Data extract:
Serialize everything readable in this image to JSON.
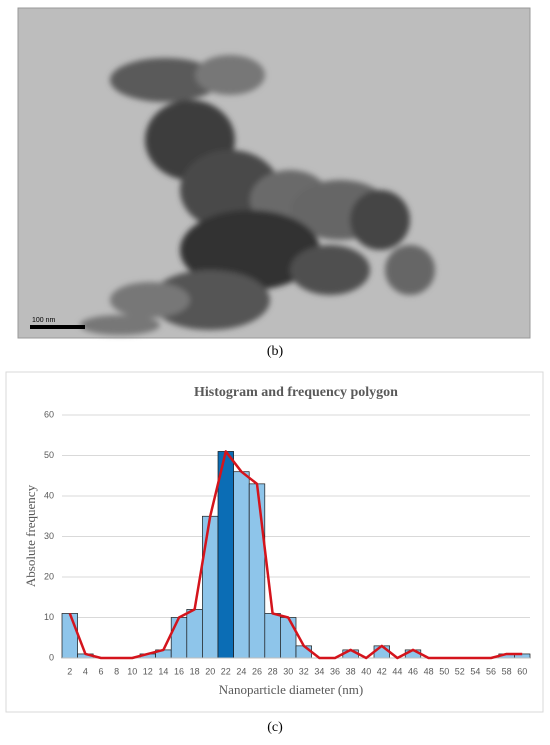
{
  "figure_b": {
    "scale_bar": "100 nm",
    "caption": "(b)"
  },
  "chart_data": {
    "type": "bar",
    "title": "Histogram and frequency polygon",
    "x_label": "Nanoparticle diameter (nm)",
    "y_label": "Absolute frequency",
    "categories": [
      "2",
      "4",
      "6",
      "8",
      "10",
      "12",
      "14",
      "16",
      "18",
      "20",
      "22",
      "24",
      "26",
      "28",
      "30",
      "32",
      "34",
      "36",
      "38",
      "40",
      "42",
      "44",
      "46",
      "48",
      "50",
      "52",
      "54",
      "56",
      "58",
      "60"
    ],
    "values": [
      11,
      1,
      0,
      0,
      0,
      1,
      2,
      10,
      12,
      35,
      51,
      46,
      43,
      11,
      10,
      3,
      0,
      0,
      2,
      0,
      3,
      0,
      2,
      0,
      0,
      0,
      0,
      0,
      1,
      1
    ],
    "color": "#8ec5ea",
    "highlight_index": 10,
    "highlight_color": "#0b6db5",
    "polygon_color": "#d4141c",
    "ylim": [
      0,
      60
    ],
    "yticks": [
      0,
      10,
      20,
      30,
      40,
      50,
      60
    ],
    "grid": true
  },
  "chart_caption": "(c)"
}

Directions:
Exclude the pictures. Write out the remaining data exactly.

Response to this task:
Serialize everything readable in this image to JSON.
{
  "figure_b": {
    "scale_bar": "100 nm",
    "caption": "(b)"
  },
  "chart_data": {
    "type": "bar",
    "title": "Histogram and frequency polygon",
    "x_label": "Nanoparticle diameter (nm)",
    "y_label": "Absolute frequency",
    "categories": [
      "2",
      "4",
      "6",
      "8",
      "10",
      "12",
      "14",
      "16",
      "18",
      "20",
      "22",
      "24",
      "26",
      "28",
      "30",
      "32",
      "34",
      "36",
      "38",
      "40",
      "42",
      "44",
      "46",
      "48",
      "50",
      "52",
      "54",
      "56",
      "58",
      "60"
    ],
    "values": [
      11,
      1,
      0,
      0,
      0,
      1,
      2,
      10,
      12,
      35,
      51,
      46,
      43,
      11,
      10,
      3,
      0,
      0,
      2,
      0,
      3,
      0,
      2,
      0,
      0,
      0,
      0,
      0,
      1,
      1
    ],
    "color": "#8ec5ea",
    "highlight_index": 10,
    "highlight_color": "#0b6db5",
    "polygon_color": "#d4141c",
    "ylim": [
      0,
      60
    ],
    "yticks": [
      0,
      10,
      20,
      30,
      40,
      50,
      60
    ],
    "grid": true
  },
  "chart_caption": "(c)"
}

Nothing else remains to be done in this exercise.